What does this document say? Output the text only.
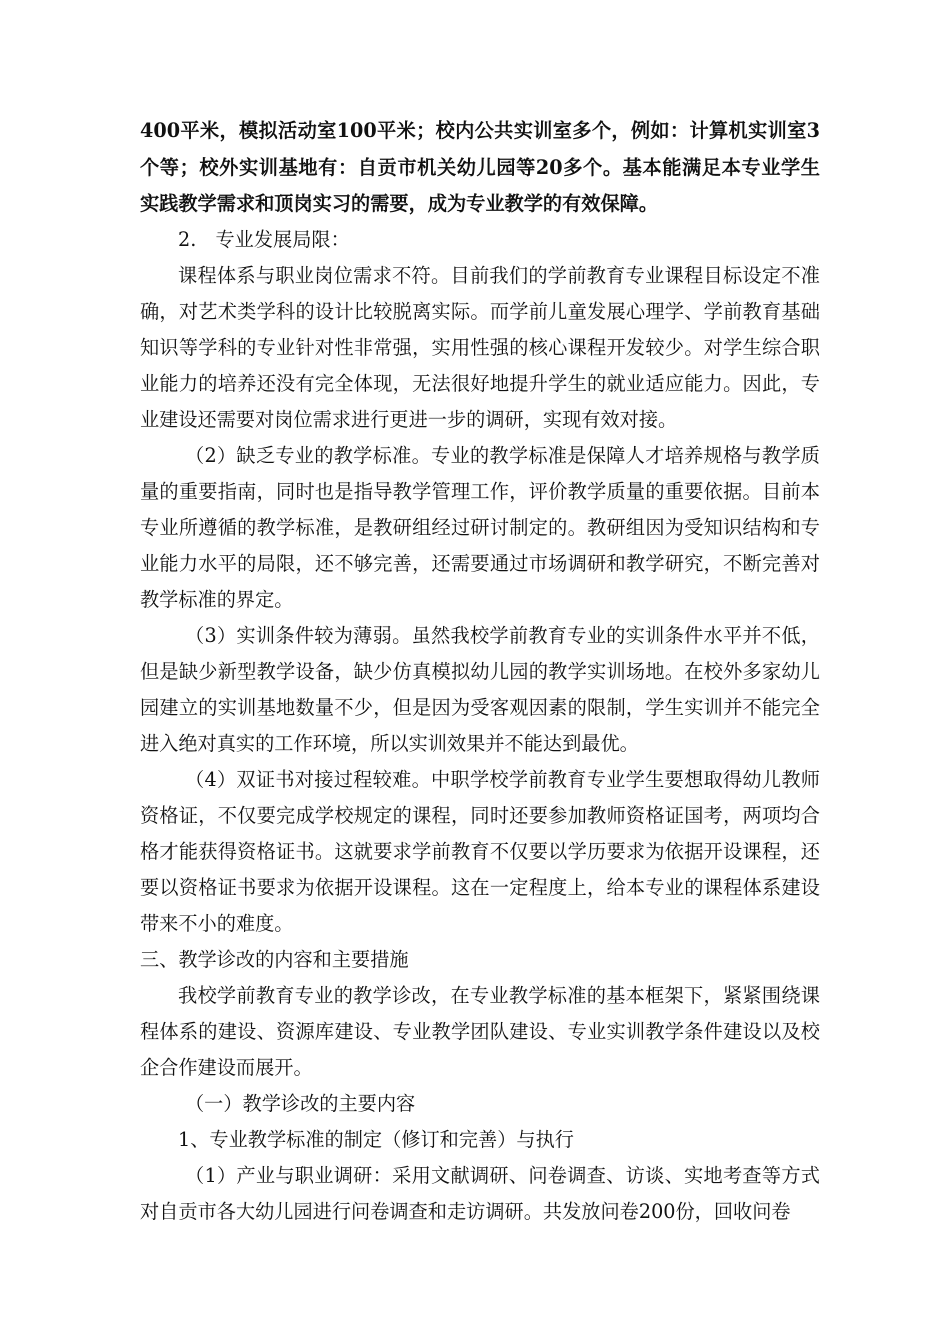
400平米，模拟活动室100平米；校内公共实训室多个，例如：计算机实训室3
个等；校外实训基地有：自贡市机关幼儿园等20多个。基本能满足本专业学生
实践教学需求和顶岗实习的需要，成为专业教学的有效保障。
2.　专业发展局限：
课程体系与职业岗位需求不符。目前我们的学前教育专业课程目标设定不准
确，对艺术类学科的设计比较脱离实际。而学前儿童发展心理学、学前教育基础
知识等学科的专业针对性非常强，实用性强的核心课程开发较少。对学生综合职
业能力的培养还没有完全体现，无法很好地提升学生的就业适应能力。因此，专
业建设还需要对岗位需求进行更进一步的调研，实现有效对接。
（2）缺乏专业的教学标准。专业的教学标准是保障人才培养规格与教学质
量的重要指南，同时也是指导教学管理工作，评价教学质量的重要依据。目前本
专业所遵循的教学标准，是教研组经过研讨制定的。教研组因为受知识结构和专
业能力水平的局限，还不够完善，还需要通过市场调研和教学研究，不断完善对
教学标准的界定。
（3）实训条件较为薄弱。虽然我校学前教育专业的实训条件水平并不低，
但是缺少新型教学设备，缺少仿真模拟幼儿园的教学实训场地。在校外多家幼儿
园建立的实训基地数量不少，但是因为受客观因素的限制，学生实训并不能完全
进入绝对真实的工作环境，所以实训效果并不能达到最优。
（4）双证书对接过程较难。中职学校学前教育专业学生要想取得幼儿教师
资格证，不仅要完成学校规定的课程，同时还要参加教师资格证国考，两项均合
格才能获得资格证书。这就要求学前教育不仅要以学历要求为依据开设课程，还
要以资格证书要求为依据开设课程。这在一定程度上，给本专业的课程体系建设
带来不小的难度。
三、教学诊改的内容和主要措施
我校学前教育专业的教学诊改，在专业教学标准的基本框架下，紧紧围绕课
程体系的建设、资源库建设、专业教学团队建设、专业实训教学条件建设以及校
企合作建设而展开。
（一）教学诊改的主要内容
1、专业教学标准的制定（修订和完善）与执行
（1）产业与职业调研：采用文献调研、问卷调查、访谈、实地考查等方式
对自贡市各大幼儿园进行问卷调查和走访调研。共发放问卷200份，回收问卷
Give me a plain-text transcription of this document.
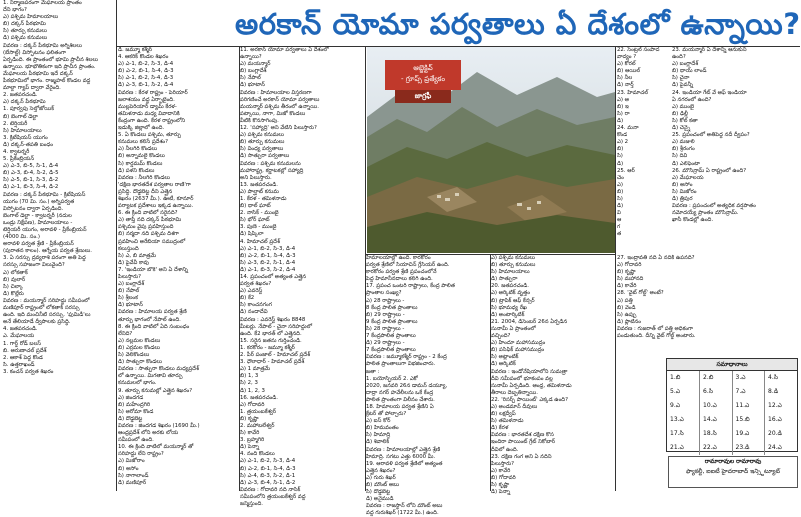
అరకాన్ యోమా పర్వతాలు ఏ దేశంలో ఉన్నాయి?
1. నిర్మాణపరంగా మేఘాలయ ప్రాంతం
దేని భాగం?
ఎ) పశ్చిమ హిమాలయాలు
బి) దక్కన్ పీఠభూమి
సి) తూర్పు కనుమలు
డి) పశ్చిమ కనుమలు
వివరణ : దక్కన్ పీఠభూమి అగ్నిశిలలు
(బేసాల్ట్) విస్ఫోటనం ఫలితంగా
ఏర్పడింది. ఈ ప్రాంతంలో భూమి ప్రాచీన శిలలు
ఉన్నాయి. భూభౌతికంగా ఇది ప్రాచీన ప్రాంతం.
మేఘాలయ పీఠభూమి ఇదే దక్కన్
పీఠభూమిలో భాగం. రాజ్మహల్ కొండల వద్ద
మాల్దా గ్యాప్ ద్వారా వేరైంది.
2. జతపరచండి.
ఎ) దక్కన్ పీఠభూమి
1. పూర్వపు సెల్తోజోయిక్
బి) బెంగాల్ డెల్టా
2. టెర్షియరీ
సి) హిమాలయాలు
3. క్రిటేషియస్ యుగం
డి) దక్కన్-తపతి బంధం
4. క్వాటర్నరీ
5. ప్రీకేంబ్రియన్
ఎ) ఎ-3, బి-5, సి-1, డి-4
బి) ఎ-3, బి-4, సి-2, డి-5
సి) ఎ-5, బి-1, సి-3, డి-2
డి) ఎ-1, బి-3, సి-4, డి-2
వివరణ : దక్కన్ పీఠభూమి - క్రిటేషియస్
యుగం (70 మి. సం.) అగ్నిపర్వత
విస్ఫోటనం ద్వారా ఏర్పడింది.
బెంగాల్ డెల్టా - క్వాటర్నరీ (నదుల
ఒండ్రు నిక్షేపణ), హిమాలయాలు -
టెర్షియరీ యుగం, అరావళి - ప్రీకేంబ్రియన్
(4000 మి. సం.)
అరావళి పర్వత శ్రేణి - ప్రీకేంబ్రియన్
(పురాతన కాలం). ఆగ్నేయ పర్వత శ్రేణులు.
3. ఏ సరస్సు ద్రవ్యరాశి పరంగా అతి పెద్ద
సరస్సు సహజంగా విలువైంది?
ఎ) లోకతాక్
బి) వులార్
సి) చిల్కా
డి) కొల్లేరు
వివరణ : మయన్మార్ సరిహద్దు సమీపంలో
మణిపూర్ రాష్ట్రంలో లోకతాక్ సరస్సు
ఉంది. ఇది మంచినీటి సరస్సు. 'ఫుమిడీ'లు
అనే తేలియాడే ద్వీపాలకు ప్రసిద్ధి.
4. జతపరచండి.
ఎ. మేఘాలయ
1. గార్డ్ రోడ్ బలస్
బి. అరుణాచల్ ప్రదేశ్
2. ఆకాశ్ పెద్ద కొండ
సి. ఉత్తరాఖండ్
3. కంచన్ పర్వత శిఖరం
డి. జమ్మూ కశ్మీర్
4. ఆకరిక్ కొండల శిఖరం
ఎ) ఎ-1, బి-2, సి-3, డి-4
బి) ఎ-2, బి-1, సి-4, డి-3
సి) ఎ-1, బి-2, సి-4, డి-3
డి) ఎ-3, బి-1, సి-2, డి-4
వివరణ : కేరళ రాష్ట్రం - పెరియార్
జలాశయం వద్ద ఏర్పాటైంది.
ముల్లపెరియార్ డ్యామ్ కేరళ-
తమిళనాడు మధ్య వివాదానికి
కేంద్రంగా ఉంది. కేరళ రాష్ట్రంలోని
ఇడుక్కి జిల్లాలో ఉంది.
5. ఏ కొండలు పశ్చిమ, తూర్పు
కనుమలు కలిసే ప్రదేశం?
ఎ) నీలగిరి కొండలు
బి) అన్నామలై కొండలు
సి) కార్డమమ్ కొండలు
డి) పళని కొండలు
వివరణ : నీలగిరి కొండలు
'దక్షిణ భారతదేశ పర్వతాల రాణి'గా
ప్రసిద్ధి. దొడ్డబెట్ట దీని ఎత్తైన
శిఖరం (2637 మీ.). ఊటీ, కూనూర్
పర్యాటక ప్రదేశాలు ఇక్కడ ఉన్నాయి.
6. ఈ క్రింది వాటిలో సరైనది?
ఎ) తాప్తీ నది దక్కన్ పీఠభూమి
పశ్చిమం వైపు ప్రవహిస్తుంది
బి) నర్మదా నది పశ్చిమ దిశగా
ప్రవహించి అరేబియా సముద్రంలో
కలుస్తుంది
సి) ఎ, బి మాత్రమే
డి) పైవేవీ కావు
7. 'ఇండియా బొకె' అని ఏ దేశాన్ని
పిలుస్తారు?
ఎ) బంగ్లాదేశ్
బి) నేపాల్
సి) శ్రీలంక
డి) భూటాన్
వివరణ : హిమాలయ పర్వత శ్రేణి
తూర్పు భాగంలో నేపాల్ ఉంది.
8. ఈ క్రింది వాటిలో ఏది సంబంధం
లేనిది?
ఎ) నల్లమల కొండలు
బి) ఎర్రమల కొండలు
సి) వెలికొండలు
డి) సాత్పురా కొండలు
వివరణ : సాత్పురా కొండలు మధ్యప్రదేశ్
లో ఉన్నాయి. మిగతావి తూర్పు
కనుమలలో భాగం.
9. తూర్పు కనుమల్లో ఎత్తైన శిఖరం?
ఎ) జిందగడ
బి) మహేంద్రగిరి
సి) అరోమా కొండ
డి) దొడ్డబెట్ట
వివరణ : జిందగడ శిఖరం (1690 మీ.)
ఆంధ్రప్రదేశ్ లోని అరకు లోయ
సమీపంలో ఉంది.
10. ఈ క్రింది వాటిలో మయన్మార్ తో
సరిహద్దు లేని రాష్ట్రం?
ఎ) మిజోరాం
బి) అసోం
సి) నాగాలాండ్
డి) మణిపూర్
11. అరకాన్ యోమా పర్వతాలు ఏ దేశంలో
ఉన్నాయి?
ఎ) మయన్మార్
బి) బంగ్లాదేశ్
సి) నేపాల్
డి) భూటాన్
వివరణ : హిమాలయాల విస్తరణగా
పరిగణించే అరకాన్ యోమా పర్వతాలు
మయన్మార్ పశ్చిమ తీరంలో ఉన్నాయి.
పట్కాయి, నాగా, మిజో కొండలు
వీటికి కొనసాగింపు.
12. 'సహ్యాద్రి' అని వేటిని పిలుస్తారు?
ఎ) పశ్చిమ కనుమలు
బి) తూర్పు కనుమలు
సి) వింధ్య పర్వతాలు
డి) సాత్పురా పర్వతాలు
వివరణ : పశ్చిమ కనుమలను
మహారాష్ట్ర, కర్ణాటకల్లో సహ్యాద్రి
అని పిలుస్తారు.
13. జతపరచండి.
ఎ) పాల్ఘాట్ కనుమ
1. కేరళ - తమిళనాడు
బి) థాల్ ఘాట్
2. నాసిక్ - ముంబై
సి) భోర్ ఘాట్
3. పుణె - ముంబై
డి) షిప్కిలా
4. హిమాచల్ ప్రదేశ్
ఎ) ఎ-1, బి-2, సి-3, డి-4
బి) ఎ-2, బి-1, సి-4, డి-3
సి) ఎ-3, బి-2, సి-1, డి-4
డి) ఎ-1, బి-3, సి-2, డి-4
14. ప్రపంచంలో అత్యంత ఎత్తైన
పర్వత శిఖరం?
ఎ) ఎవరెస్ట్
బి) కే2
సి) కాంచనగంగ
డి) నందాదేవి
వివరణ : ఎవరెస్ట్ శిఖరం 8848
మీటర్లు. నేపాల్ - చైనా సరిహద్దులో
ఉంది. కే2 భారత్ లో ఎత్తైనది.
15. సరైన జతను గుర్తించండి.
1. కరకోరం - జమ్మూ కశ్మీర్
2. పీర్ పంజాల్ - హిమాచల్ ప్రదేశ్
3. ధౌలాధార్ - హిమాచల్ ప్రదేశ్
ఎ) 1 మాత్రమే
బి) 1, 3
సి) 2, 3
డి) 1, 2, 3
16. జతపరచండి.
ఎ) గోదావరి
1. త్రయంబకేశ్వర్
బి) కృష్ణా
2. మహాబలేశ్వర్
సి) కావేరి
3. బ్రహ్మగిరి
డి) పెన్నా
4. నంది కొండలు
ఎ) ఎ-1, బి-2, సి-3, డి-4
బి) ఎ-2, బి-1, సి-4, డి-3
సి) ఎ-4, బి-3, సి-2, డి-1
డి) ఎ-3, బి-4, సి-1, డి-2
వివరణ : గోదావరి నది నాసిక్
సమీపంలోని త్రయంబకేశ్వర్ వద్ద
జన్మిస్తుంది.
ఆబ్జెక్టివ్
- గ్రూప్స్ ప్రత్యేకం
జాగ్రఫీ
హిమాలయాల్లో ఉంది. కారకోరం
పర్వత శ్రేణిలో సియాచిన్ గ్లేసియర్ ఉంది.
కారకోరం పర్వత శ్రేణి ప్రపంచంలోనే
పెద్ద హిమానీనదాలు కలిగి ఉంది.
17. ప్రపంచ ఒంటరి రాష్ట్రాలు, కేంద్ర పాలిత
ప్రాంతాల సంఖ్య?
ఎ) 28 రాష్ట్రాలు -
8 కేంద్ర పాలిత ప్రాంతాలు
బి) 29 రాష్ట్రాలు -
9 కేంద్ర పాలిత ప్రాంతాలు
సి) 28 రాష్ట్రాలు -
7 కేంద్రపాలిత ప్రాంతాలు
డి) 29 రాష్ట్రాలు -
7 కేంద్రపాలిత ప్రాంతాలు
వివరణ : జమ్మూకశ్మీర్ రాష్ట్రం - 2 కేంద్ర
పాలిత ప్రాంతాలుగా విభజించారు.
జతా :
1. బయోస్ఫియర్ 2. ఎకో
2020, జనవరి 26న డామన్ డయ్యూ,
దాద్రా నగర్ హవేలీలను ఒకే కేంద్ర
పాలిత ప్రాంతంగా విలీనం చేశారు.
18. హిమాలయ పర్వత శ్రేణిని ఏ
క్రేటర్ తో పోల్చారు?
ఎ) ఐస్ కోర్
బి) హిమవంతం
సి) హిమాద్రి
డి) శివాలిక్
వివరణ : హిమాలయాల్లో ఎత్తైన శ్రేణి
హిమాద్రి. సగటు ఎత్తు 6000 మీ.
19. ఆరావళి పర్వత శ్రేణిలో అత్యంత
ఎత్తైన శిఖరం?
ఎ) గురు శిఖర్
బి) మౌంట్ అబు
సి) దొడ్డబెట్ట
డి) అనైముడి
వివరణ : రాజస్థాన్ లోని మౌంట్ అబు
వద్ద గురుశిఖర్ (1722 మీ.) ఉంది.
ఎ) పశ్చిమ కనుమలు
బి) తూర్పు కనుమలు
సి) హిమాలయాలు
డి) సాత్పురా
20. జతపరచండి.
ఎ) ఆర్కిటిక్ వృత్తం
బి) ట్రాపిక్ ఆఫ్ కేన్సర్
సి) భూమధ్య రేఖ
డి) అంటార్కిటిక్
21. 2004, డిసెంబర్ 26న ఏర్పడిన
సునామీ ఏ ప్రాంతంలో
వచ్చింది?
ఎ) హిందూ మహాసముద్రం
బి) పసిఫిక్ మహాసముద్రం
సి) అట్లాంటిక్
డి) ఆర్కిటిక్
వివరణ : ఇండోనేషియాలోని సుమత్రా
దీవి సమీపంలో భూకంపం వల్ల
సునామీ ఏర్పడింది. ఆంధ్ర, తమిళనాడు
తీరాలు దెబ్బతిన్నాయి.
22. 'రిసర్చ్ పాయింట్' ఎక్కడ ఉంది?
ఎ) అండమాన్ దీవులు
బి) లక్షద్వీప్
సి) తమిళనాడు
డి) కేరళ
వివరణ : భారతదేశ దక్షిణ కొస
ఇందిరా పాయింట్ గ్రేట్ నికోబార్
దీవిలో ఉంది.
23. దక్షిణ గంగ అని ఏ నదిని
పిలుస్తారు?
ఎ) కావేరి
బి) గోదావరి
సి) కృష్ణా
డి) పెన్నా
22. సెంట్రల్ సంపాద
వాద్యం ?
ఎ) కోరల్
బి) ఆయిల్
సి) నీల
డి) నార్త్
23. హిమాచల్
ఎ) ఆ
బి) ఇ
సి) రా
డి)
24. మనా
కొండ
ఎ) 2
బి)
సి)
డి)
25. ఆర్
చెం
ఎ)
బి)
సి)
డి)
వి
ఆ
గ
త
23. మయన్మార్ ఏ దేశాన్ని ఆనుకుని
ఉంది?
ఎ) బంగ్లాదేశ్
బి) థాయ్ లాండ్
సి) చైనా
డి) పైవన్నీ
24. ఇండియా గేట్ వే ఆఫ్ ఇండియా
ఏ నగరంలో ఉంది?
ఎ) ముంబై
బి) ఢిల్లీ
సి) కోల్ కతా
డి) చెన్నై
25. ప్రపంచంలో అతిపెద్ద నదీ ద్వీపం?
ఎ) మజులి
బి) శ్రీరంగం
సి) దివి
డి) ఎలిఫెంటా
26. మౌసిన్రామ్ ఏ రాష్ట్రంలో ఉంది?
ఎ) మేఘాలయ
బి) అసోం
సి) మిజోరం
డి) త్రిపుర
వివరణ : ప్రపంచంలో అత్యధిక వర్షపాతం
నమోదయ్యే ప్రాంతం మౌసిన్రామ్.
ఖాసీ కొండల్లో ఉంది.
27. ఇంద్రావతి నది ఏ నదికి ఉపనది?
ఎ) గోదావరి
బి) కృష్ణా
సి) మహానది
డి) కావేరి
28. 'వైట్ గోల్డ్' అంటే?
ఎ) పత్తి
బి) వెండి
సి) ఉప్పు
డి) ప్లాటినం
వివరణ : గుజరాత్ లో పత్తి అధికంగా
పండుతుంది. దీన్ని వైట్ గోల్డ్ అంటారు.
సమాధానాలు
1.బి	2.బి	3.ఎ	4.సి
5.ఎ	6.సి	7.ఎ	8.డి
9.ఎ	10.ఎ	11.ఎ	12.ఎ
13.ఎ	14.ఎ	15.బి	16.ఎ
17.సి	18.సి	19.ఎ	20.డి
21.ఎ	22.ఎ	23.డి	24.ఎ
రామారావుల రామారావు
ఫ్యాకల్టీ, ఐఐటీ హైదరాబాద్ ఇన్స్టిట్యూట్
▬▬▬▬▬▬
[WHAT YOU WILL DO]:
Take every line above carrying "document" and return it.

[FINISHED ANSWER]:
What does this document say? Output the text only.
Give me a plain-text transcription of this document.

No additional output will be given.